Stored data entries
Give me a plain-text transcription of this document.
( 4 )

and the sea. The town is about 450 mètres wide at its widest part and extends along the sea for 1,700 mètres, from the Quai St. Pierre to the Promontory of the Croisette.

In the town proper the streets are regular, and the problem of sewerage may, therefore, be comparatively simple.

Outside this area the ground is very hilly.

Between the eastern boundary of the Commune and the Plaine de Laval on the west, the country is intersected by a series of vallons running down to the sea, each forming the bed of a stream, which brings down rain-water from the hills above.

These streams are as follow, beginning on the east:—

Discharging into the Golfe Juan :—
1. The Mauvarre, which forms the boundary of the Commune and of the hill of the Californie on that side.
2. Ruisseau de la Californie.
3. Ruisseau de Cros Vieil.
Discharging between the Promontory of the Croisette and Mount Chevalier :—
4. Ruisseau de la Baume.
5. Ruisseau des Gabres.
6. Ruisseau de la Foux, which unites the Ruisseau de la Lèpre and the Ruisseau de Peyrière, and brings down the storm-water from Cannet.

* **WRITTEN TASK**:
Repeat each record in full; every line must match exactly.

* **RESULT OF THIS EXERCISE**:
Give me a plain-text transcription of this document.
( 4 )

and the sea. The town is about 450 mètres wide at its widest part and extends along the sea for 1,700 mètres, from the Quai St. Pierre to the Promontory of the Croisette.

In the town proper the streets are regular, and the problem of sewerage may, therefore, be comparatively simple.

Outside this area the ground is very hilly.

Between the eastern boundary of the Commune and the Plaine de Laval on the west, the country is intersected by a series of vallons running down to the sea, each forming the bed of a stream, which brings down rain-water from the hills above.

These streams are as follow, beginning on the east:—

Discharging into the Golfe Juan :—
1. The Mauvarre, which forms the boundary of the Commune and of the hill of the Californie on that side.
2. Ruisseau de la Californie.
3. Ruisseau de Cros Vieil.
Discharging between the Promontory of the Croisette and Mount Chevalier :—
4. Ruisseau de la Baume.
5. Ruisseau des Gabres.
6. Ruisseau de la Foux, which unites the Ruisseau de la Lèpre and the Ruisseau de Peyrière, and brings down the storm-water from Cannet.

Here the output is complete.